*Aim*.
Note how many lines in the entries contain the string "Grad", then give that number and nothing else.

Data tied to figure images
[start]

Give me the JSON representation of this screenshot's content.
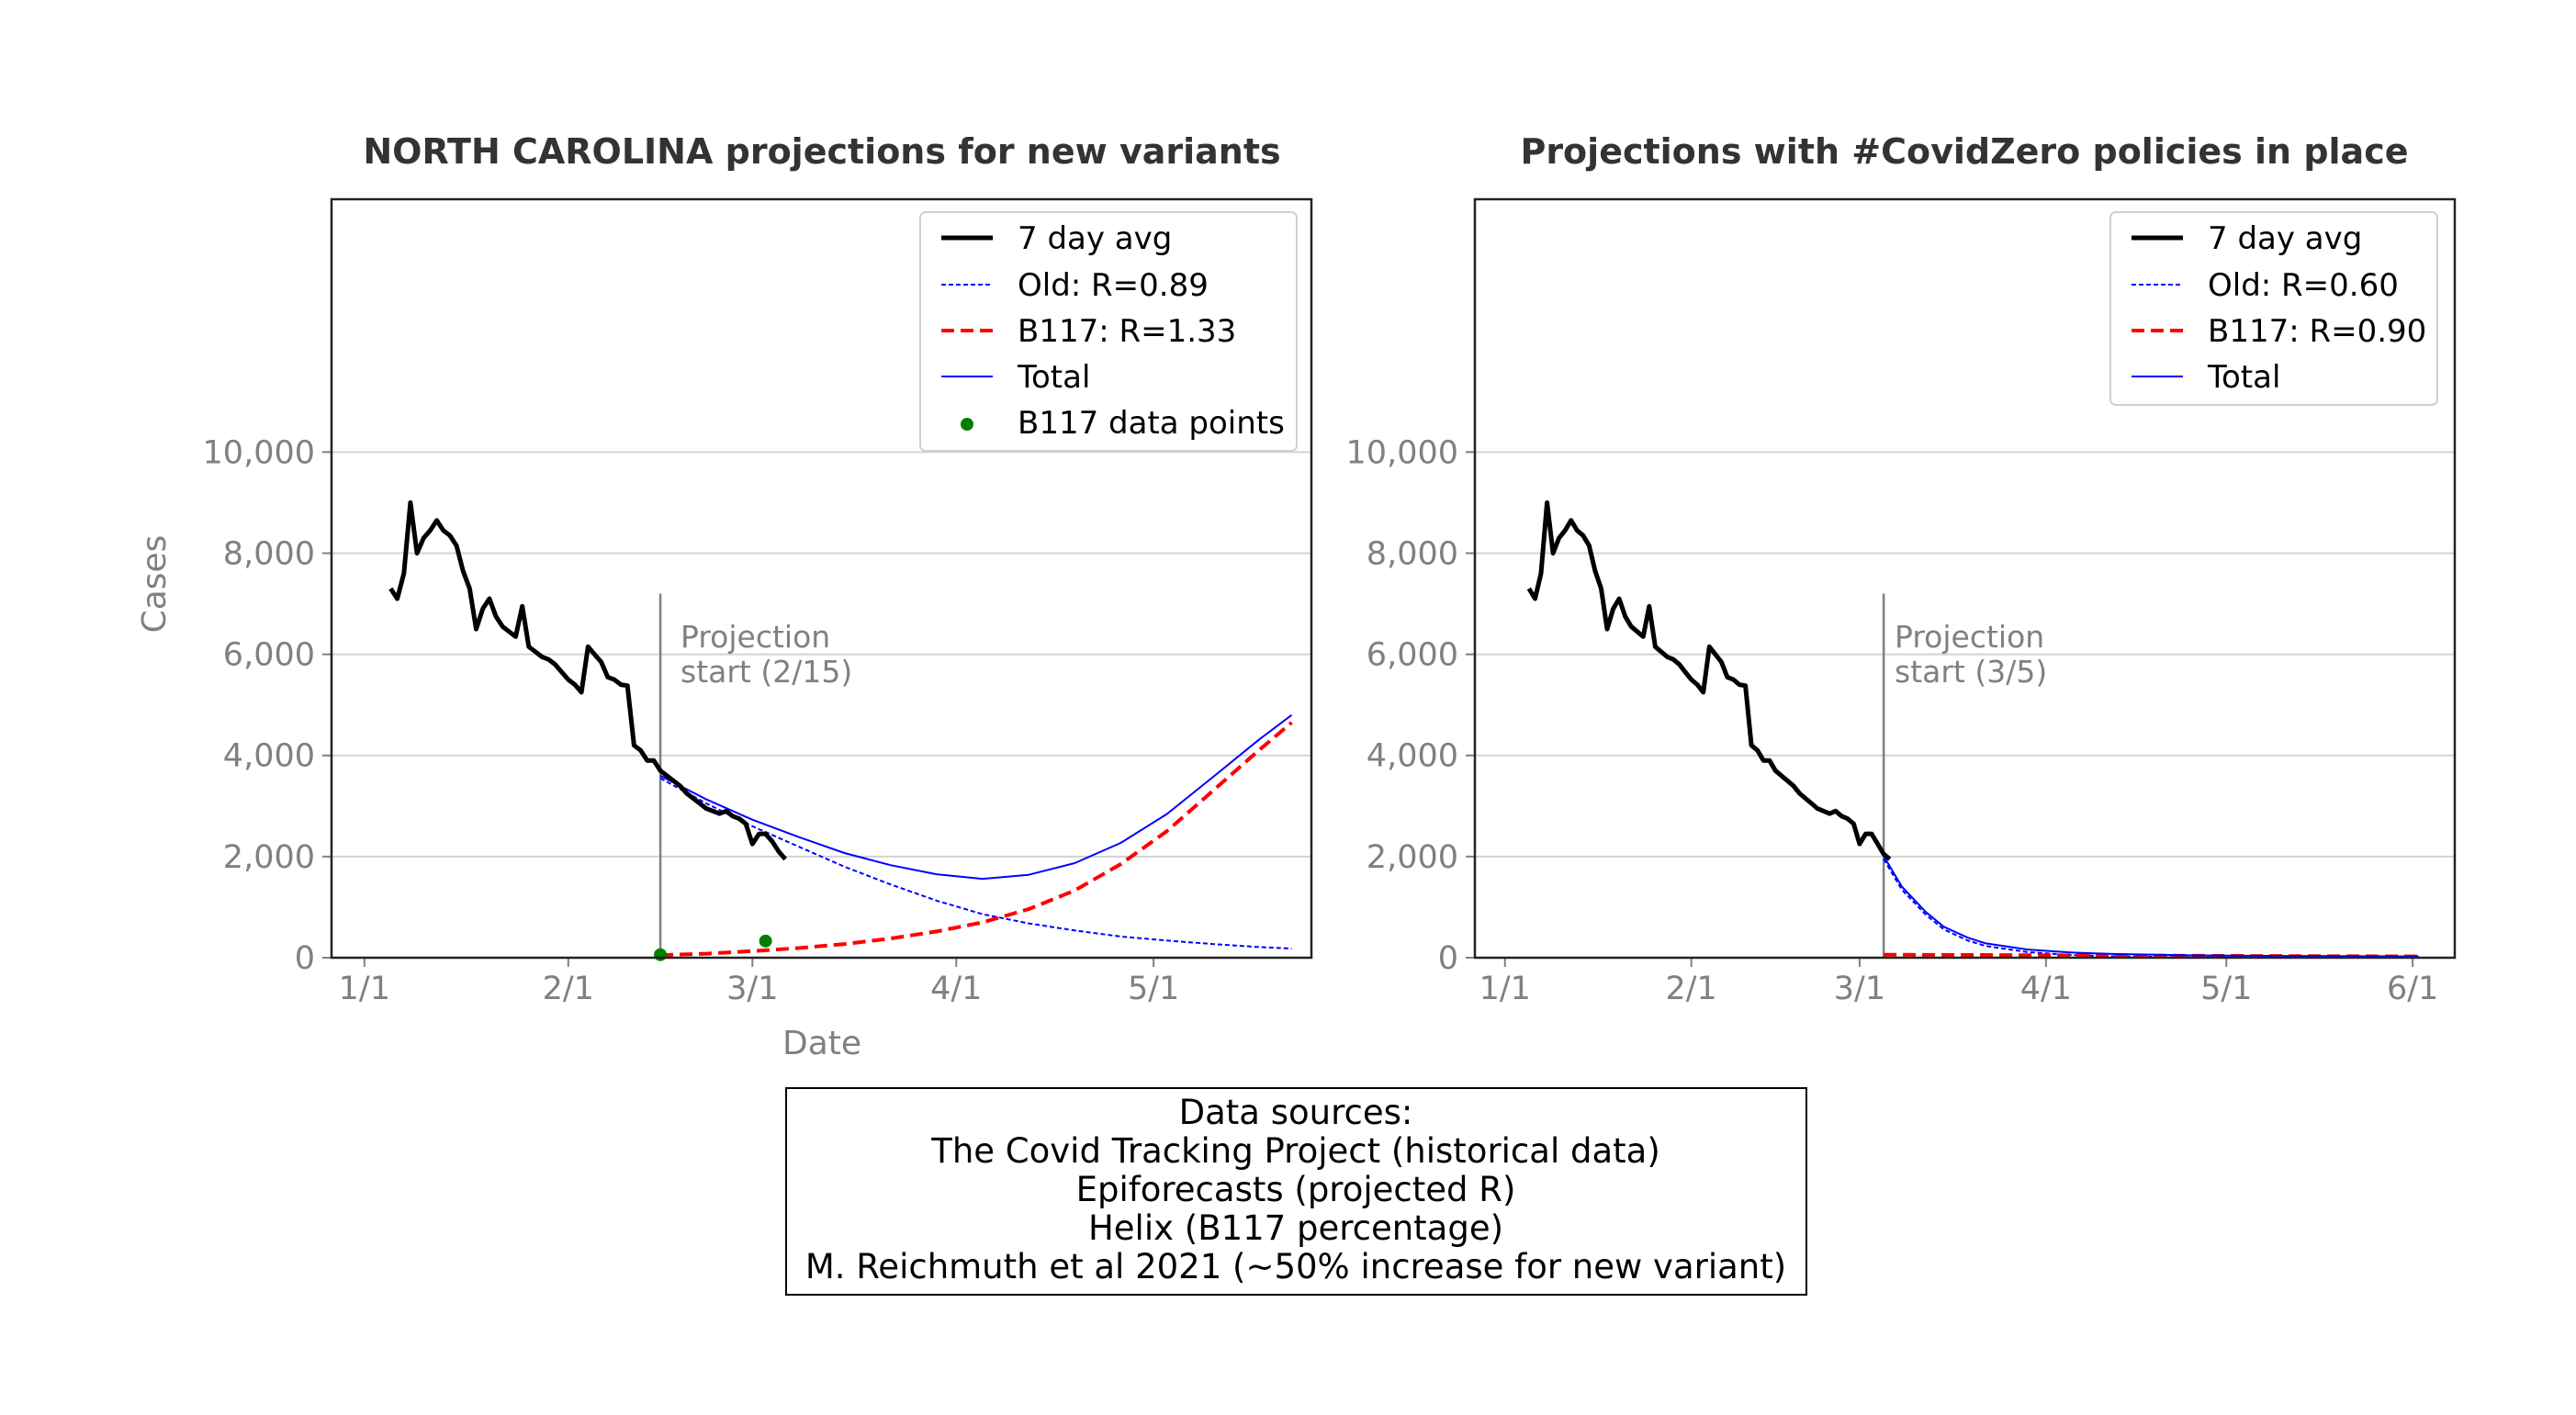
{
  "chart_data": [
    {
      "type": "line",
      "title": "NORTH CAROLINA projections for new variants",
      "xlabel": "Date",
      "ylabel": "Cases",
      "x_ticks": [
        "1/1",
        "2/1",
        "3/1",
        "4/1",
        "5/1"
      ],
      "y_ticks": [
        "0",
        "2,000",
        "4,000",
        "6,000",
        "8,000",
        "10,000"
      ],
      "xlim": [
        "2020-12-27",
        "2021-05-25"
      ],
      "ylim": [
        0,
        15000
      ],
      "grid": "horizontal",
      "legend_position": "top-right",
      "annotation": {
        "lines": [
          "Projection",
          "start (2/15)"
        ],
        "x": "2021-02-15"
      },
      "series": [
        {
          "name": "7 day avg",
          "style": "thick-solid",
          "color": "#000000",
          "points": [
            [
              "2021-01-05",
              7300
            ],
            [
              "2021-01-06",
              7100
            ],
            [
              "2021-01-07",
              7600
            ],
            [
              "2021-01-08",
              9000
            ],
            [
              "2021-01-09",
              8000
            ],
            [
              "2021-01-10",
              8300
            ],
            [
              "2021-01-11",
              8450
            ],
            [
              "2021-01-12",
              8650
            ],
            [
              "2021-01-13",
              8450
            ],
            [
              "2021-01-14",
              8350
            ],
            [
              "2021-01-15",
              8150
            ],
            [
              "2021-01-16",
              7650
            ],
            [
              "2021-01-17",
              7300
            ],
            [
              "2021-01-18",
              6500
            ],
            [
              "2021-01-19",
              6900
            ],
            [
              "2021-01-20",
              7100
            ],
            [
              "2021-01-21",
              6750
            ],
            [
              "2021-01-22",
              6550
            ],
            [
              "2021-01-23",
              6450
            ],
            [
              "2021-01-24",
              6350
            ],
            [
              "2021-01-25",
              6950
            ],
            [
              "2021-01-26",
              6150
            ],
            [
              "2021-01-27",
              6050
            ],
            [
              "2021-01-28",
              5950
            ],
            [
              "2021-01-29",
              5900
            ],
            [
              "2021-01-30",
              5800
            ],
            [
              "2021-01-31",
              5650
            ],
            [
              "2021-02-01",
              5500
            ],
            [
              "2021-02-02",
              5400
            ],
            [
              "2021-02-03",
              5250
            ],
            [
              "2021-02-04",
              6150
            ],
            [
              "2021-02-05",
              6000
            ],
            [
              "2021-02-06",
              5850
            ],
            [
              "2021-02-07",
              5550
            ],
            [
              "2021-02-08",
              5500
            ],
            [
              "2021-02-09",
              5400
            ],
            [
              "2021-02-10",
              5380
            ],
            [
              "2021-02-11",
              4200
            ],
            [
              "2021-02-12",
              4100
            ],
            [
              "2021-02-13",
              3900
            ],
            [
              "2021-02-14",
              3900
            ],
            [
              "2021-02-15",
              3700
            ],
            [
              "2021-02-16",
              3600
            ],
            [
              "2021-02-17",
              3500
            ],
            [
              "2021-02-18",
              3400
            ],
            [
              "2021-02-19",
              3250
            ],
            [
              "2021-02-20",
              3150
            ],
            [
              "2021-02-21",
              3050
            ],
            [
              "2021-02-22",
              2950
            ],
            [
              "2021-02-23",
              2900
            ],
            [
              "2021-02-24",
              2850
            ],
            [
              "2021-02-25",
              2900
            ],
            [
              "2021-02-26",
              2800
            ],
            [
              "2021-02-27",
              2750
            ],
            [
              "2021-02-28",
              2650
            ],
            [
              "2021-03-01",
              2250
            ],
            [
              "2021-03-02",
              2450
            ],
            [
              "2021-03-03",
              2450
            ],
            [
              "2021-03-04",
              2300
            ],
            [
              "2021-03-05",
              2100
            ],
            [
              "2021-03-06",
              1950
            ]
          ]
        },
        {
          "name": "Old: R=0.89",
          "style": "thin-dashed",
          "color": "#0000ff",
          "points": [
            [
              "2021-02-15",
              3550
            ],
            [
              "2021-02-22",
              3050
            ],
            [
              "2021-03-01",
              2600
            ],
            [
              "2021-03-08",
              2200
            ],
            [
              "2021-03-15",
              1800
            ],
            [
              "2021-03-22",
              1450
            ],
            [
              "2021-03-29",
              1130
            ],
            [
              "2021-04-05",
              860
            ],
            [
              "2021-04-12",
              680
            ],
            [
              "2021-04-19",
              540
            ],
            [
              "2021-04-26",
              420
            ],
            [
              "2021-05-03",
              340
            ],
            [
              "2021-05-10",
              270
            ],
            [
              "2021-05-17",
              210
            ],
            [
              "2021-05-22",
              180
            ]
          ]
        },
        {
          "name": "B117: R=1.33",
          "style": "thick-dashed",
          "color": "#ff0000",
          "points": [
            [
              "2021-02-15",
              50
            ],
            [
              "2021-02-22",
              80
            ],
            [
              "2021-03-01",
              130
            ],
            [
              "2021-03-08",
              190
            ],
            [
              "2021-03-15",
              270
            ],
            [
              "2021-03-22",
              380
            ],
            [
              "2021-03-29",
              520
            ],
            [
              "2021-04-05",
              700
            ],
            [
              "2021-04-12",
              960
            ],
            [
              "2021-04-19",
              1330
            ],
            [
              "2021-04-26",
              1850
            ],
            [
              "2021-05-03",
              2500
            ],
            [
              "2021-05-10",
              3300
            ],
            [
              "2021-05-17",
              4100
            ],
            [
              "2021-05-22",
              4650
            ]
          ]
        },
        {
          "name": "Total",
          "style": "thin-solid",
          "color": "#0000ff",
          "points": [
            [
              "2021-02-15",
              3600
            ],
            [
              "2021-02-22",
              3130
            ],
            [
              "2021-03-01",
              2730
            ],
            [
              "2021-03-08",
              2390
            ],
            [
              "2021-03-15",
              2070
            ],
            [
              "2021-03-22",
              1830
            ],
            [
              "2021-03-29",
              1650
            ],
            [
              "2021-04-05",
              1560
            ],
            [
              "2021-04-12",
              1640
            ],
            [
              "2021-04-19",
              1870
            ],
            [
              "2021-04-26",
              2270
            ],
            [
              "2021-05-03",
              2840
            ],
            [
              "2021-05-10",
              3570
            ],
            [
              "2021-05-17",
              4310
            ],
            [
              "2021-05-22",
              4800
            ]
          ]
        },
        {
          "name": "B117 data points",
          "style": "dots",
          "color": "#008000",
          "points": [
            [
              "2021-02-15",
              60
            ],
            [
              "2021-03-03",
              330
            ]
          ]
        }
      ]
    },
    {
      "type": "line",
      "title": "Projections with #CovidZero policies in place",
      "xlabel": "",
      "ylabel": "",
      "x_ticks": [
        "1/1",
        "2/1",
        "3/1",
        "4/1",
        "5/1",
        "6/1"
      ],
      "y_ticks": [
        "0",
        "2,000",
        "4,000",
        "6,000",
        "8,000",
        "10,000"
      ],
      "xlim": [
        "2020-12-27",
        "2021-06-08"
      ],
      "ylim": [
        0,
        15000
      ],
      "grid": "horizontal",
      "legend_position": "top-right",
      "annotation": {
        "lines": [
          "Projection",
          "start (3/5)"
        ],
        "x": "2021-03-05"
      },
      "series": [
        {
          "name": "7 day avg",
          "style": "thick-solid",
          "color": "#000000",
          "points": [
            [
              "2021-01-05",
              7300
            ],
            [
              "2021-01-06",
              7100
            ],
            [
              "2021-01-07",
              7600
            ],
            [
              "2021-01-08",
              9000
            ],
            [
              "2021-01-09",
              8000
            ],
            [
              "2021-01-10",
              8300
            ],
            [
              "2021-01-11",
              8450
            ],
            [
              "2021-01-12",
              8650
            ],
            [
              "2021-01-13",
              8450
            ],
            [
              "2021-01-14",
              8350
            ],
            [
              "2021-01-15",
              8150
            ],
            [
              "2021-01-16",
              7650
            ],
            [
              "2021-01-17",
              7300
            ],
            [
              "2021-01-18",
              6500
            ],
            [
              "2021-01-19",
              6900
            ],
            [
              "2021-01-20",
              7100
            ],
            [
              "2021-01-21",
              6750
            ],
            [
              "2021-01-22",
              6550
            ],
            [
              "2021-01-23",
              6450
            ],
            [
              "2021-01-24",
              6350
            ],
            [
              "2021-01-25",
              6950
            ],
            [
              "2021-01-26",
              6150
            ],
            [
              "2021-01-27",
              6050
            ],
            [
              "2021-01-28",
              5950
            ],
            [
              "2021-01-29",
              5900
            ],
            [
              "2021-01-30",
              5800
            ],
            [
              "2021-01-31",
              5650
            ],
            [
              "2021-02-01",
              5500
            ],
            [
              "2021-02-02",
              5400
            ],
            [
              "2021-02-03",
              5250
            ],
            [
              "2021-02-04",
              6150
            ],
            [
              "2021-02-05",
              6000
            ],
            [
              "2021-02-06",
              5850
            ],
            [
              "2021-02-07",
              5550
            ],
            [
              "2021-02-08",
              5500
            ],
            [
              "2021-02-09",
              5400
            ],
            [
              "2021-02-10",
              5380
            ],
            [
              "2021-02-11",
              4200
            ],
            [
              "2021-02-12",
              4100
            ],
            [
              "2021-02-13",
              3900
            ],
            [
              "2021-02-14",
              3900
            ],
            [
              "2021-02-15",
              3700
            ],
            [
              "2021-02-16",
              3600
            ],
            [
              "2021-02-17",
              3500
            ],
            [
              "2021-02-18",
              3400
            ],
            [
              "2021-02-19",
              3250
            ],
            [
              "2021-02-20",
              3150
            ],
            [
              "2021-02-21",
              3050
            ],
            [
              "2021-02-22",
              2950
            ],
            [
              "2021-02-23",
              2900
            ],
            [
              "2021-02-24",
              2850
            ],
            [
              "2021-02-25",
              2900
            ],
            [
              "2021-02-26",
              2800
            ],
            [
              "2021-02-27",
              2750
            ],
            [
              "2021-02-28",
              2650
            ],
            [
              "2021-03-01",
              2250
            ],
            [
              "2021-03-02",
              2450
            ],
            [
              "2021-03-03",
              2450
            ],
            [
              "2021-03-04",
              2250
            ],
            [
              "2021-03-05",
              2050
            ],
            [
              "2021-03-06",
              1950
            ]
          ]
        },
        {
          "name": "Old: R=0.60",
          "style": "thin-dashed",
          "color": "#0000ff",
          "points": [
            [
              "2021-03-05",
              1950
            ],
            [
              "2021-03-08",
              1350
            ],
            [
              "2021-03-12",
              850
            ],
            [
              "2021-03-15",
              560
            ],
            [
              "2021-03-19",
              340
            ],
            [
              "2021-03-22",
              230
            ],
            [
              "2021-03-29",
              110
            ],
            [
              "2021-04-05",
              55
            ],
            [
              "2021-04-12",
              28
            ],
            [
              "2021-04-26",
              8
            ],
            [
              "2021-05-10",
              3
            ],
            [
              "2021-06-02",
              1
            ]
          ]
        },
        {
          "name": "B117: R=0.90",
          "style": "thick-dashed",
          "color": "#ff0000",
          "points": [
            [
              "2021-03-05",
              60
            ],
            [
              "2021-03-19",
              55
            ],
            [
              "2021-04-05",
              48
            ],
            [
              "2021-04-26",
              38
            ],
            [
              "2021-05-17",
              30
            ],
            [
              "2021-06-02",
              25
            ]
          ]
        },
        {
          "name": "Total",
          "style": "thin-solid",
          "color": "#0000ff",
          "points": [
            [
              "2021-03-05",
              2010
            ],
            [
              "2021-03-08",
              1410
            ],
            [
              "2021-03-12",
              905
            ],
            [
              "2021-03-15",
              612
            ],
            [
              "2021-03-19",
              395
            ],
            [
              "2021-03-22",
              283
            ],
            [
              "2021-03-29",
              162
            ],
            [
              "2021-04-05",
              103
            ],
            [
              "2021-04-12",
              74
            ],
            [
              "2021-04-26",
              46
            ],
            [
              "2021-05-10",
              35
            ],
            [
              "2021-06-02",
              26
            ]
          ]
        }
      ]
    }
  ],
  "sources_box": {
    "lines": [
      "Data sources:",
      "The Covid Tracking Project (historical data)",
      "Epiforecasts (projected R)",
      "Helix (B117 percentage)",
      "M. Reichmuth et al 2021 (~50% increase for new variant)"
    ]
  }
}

[end]
[start]

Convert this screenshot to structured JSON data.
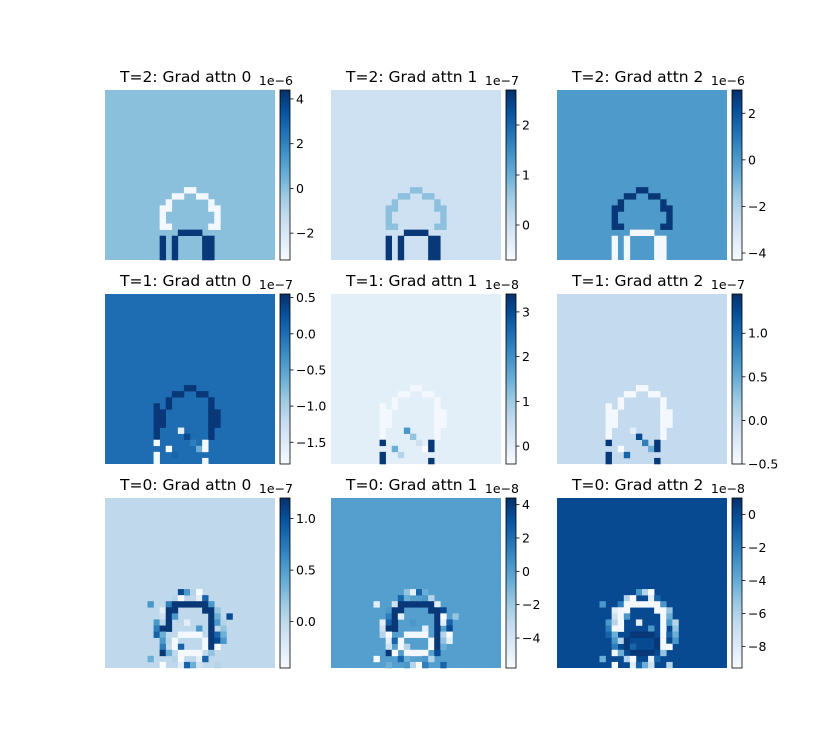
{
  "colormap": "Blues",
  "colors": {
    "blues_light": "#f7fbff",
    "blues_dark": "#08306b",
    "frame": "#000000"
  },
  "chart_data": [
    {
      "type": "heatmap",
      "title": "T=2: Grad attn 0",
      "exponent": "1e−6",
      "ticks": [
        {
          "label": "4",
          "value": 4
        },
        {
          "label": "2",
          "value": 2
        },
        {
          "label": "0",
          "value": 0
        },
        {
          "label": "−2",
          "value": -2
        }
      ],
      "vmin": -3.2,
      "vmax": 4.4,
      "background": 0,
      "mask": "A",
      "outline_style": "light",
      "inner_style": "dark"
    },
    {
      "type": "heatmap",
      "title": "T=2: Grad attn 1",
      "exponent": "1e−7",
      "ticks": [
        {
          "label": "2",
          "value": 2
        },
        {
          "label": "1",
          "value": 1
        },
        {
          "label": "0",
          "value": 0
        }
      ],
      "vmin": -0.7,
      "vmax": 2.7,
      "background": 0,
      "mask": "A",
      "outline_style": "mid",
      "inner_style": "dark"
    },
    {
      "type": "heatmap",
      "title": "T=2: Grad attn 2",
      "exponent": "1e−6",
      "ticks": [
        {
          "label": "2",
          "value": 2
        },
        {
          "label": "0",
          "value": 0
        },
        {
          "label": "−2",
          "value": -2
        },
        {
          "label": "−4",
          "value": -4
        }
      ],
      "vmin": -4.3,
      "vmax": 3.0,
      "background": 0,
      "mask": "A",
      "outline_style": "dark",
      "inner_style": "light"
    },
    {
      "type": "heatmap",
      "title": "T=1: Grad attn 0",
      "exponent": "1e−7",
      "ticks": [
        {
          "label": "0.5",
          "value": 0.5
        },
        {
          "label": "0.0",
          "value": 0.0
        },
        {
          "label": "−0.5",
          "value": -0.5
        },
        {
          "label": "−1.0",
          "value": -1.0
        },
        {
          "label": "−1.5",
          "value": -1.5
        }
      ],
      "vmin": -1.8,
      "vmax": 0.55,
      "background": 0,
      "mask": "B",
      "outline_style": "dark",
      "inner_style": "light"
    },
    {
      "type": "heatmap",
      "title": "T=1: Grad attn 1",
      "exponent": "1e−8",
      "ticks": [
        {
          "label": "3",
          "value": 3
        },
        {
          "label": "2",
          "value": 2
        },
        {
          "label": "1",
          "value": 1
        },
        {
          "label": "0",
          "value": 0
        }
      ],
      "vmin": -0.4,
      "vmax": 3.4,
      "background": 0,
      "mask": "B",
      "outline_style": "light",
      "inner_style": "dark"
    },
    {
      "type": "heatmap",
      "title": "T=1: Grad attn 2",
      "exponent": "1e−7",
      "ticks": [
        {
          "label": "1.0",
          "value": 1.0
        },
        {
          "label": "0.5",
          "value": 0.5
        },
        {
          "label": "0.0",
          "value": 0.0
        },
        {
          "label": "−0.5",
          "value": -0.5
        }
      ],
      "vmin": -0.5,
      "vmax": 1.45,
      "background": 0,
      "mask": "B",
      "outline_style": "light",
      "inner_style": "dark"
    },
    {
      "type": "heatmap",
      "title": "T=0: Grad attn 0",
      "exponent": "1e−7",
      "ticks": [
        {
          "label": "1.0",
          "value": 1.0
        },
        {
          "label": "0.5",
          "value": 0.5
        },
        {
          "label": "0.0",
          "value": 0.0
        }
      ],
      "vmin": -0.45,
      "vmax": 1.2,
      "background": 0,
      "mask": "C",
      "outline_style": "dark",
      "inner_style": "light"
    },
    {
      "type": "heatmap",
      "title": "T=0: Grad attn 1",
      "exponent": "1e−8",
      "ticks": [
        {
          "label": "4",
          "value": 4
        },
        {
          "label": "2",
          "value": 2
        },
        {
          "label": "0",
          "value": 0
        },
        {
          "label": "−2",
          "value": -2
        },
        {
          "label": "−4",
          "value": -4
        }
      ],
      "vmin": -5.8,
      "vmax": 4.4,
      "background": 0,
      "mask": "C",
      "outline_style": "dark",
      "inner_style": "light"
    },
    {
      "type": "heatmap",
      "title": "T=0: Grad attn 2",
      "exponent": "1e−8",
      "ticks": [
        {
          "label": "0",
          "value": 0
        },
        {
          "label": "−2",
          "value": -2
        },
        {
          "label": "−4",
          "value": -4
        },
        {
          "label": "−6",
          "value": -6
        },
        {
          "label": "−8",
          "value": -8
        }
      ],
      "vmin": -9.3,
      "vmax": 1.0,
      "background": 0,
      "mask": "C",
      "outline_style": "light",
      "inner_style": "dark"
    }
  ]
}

[end]

*Finished task*.
9